### EXERCISE DATA ###

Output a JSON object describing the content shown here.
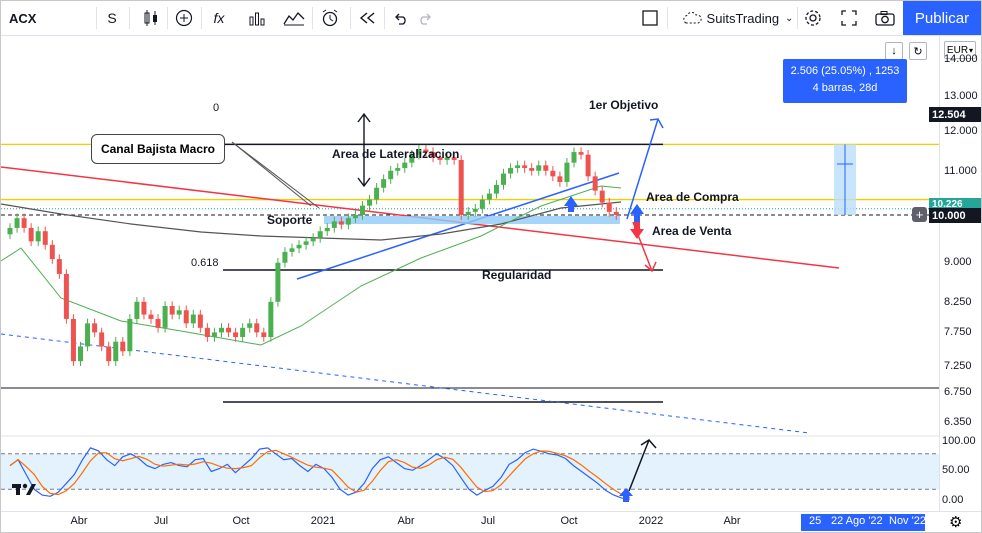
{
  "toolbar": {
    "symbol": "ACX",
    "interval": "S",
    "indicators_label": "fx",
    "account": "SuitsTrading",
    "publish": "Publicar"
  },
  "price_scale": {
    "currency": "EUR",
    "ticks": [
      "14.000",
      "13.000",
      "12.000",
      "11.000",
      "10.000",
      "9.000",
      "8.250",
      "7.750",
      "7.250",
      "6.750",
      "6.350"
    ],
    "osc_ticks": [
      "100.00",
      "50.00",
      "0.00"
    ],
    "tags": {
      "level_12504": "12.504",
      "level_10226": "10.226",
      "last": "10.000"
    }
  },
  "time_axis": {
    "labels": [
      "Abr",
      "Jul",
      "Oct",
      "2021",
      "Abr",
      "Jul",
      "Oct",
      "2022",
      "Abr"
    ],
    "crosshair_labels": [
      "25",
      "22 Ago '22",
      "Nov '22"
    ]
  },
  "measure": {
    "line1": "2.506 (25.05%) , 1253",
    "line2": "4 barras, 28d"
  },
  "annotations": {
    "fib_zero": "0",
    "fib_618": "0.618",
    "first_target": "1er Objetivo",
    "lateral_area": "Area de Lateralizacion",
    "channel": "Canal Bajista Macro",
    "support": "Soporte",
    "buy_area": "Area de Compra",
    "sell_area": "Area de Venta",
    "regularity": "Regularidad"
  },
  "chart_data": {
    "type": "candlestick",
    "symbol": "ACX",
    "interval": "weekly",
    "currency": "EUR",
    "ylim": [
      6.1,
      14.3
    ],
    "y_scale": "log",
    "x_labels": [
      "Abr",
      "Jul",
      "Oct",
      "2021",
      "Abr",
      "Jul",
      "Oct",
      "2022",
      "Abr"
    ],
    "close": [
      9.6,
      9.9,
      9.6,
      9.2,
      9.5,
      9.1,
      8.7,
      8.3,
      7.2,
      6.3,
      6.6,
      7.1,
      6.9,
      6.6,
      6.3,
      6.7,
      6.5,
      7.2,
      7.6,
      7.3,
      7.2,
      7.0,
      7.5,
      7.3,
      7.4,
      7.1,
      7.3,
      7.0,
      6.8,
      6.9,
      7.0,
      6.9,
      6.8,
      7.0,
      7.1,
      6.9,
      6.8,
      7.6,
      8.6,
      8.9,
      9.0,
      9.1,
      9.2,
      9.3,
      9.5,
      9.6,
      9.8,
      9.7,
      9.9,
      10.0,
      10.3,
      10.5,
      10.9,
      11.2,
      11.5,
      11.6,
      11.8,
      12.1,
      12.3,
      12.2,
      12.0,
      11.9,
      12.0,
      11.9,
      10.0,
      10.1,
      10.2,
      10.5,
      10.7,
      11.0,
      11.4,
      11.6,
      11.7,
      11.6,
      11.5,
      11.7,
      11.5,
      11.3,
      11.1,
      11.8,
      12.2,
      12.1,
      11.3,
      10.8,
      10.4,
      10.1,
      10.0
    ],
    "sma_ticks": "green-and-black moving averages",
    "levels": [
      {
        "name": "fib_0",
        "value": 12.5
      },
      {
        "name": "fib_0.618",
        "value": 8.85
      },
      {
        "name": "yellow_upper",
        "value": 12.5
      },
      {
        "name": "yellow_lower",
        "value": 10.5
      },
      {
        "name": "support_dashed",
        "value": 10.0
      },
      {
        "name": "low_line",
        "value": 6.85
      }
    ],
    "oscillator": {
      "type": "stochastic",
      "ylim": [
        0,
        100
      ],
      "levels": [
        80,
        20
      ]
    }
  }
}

###
### EXERCISE DATA ###

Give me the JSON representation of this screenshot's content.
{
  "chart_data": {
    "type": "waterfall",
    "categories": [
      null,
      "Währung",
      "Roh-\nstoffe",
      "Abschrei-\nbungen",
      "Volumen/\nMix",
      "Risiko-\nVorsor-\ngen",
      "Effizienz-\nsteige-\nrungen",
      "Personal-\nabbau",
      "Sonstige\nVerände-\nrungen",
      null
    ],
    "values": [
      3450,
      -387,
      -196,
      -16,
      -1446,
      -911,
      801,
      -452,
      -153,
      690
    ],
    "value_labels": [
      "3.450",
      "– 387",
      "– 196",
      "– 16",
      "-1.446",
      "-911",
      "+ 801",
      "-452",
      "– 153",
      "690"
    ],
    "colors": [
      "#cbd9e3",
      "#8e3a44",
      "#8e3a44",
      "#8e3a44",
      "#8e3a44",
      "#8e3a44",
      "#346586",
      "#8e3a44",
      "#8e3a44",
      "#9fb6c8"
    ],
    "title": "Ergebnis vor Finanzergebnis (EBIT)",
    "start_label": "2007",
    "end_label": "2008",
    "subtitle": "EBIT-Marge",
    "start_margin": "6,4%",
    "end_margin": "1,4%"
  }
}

###

Check each line of the records for the word "type" and extract those that contain it.

    "type": "candlestick",
      "type": "stochastic",
    "type": "waterfall",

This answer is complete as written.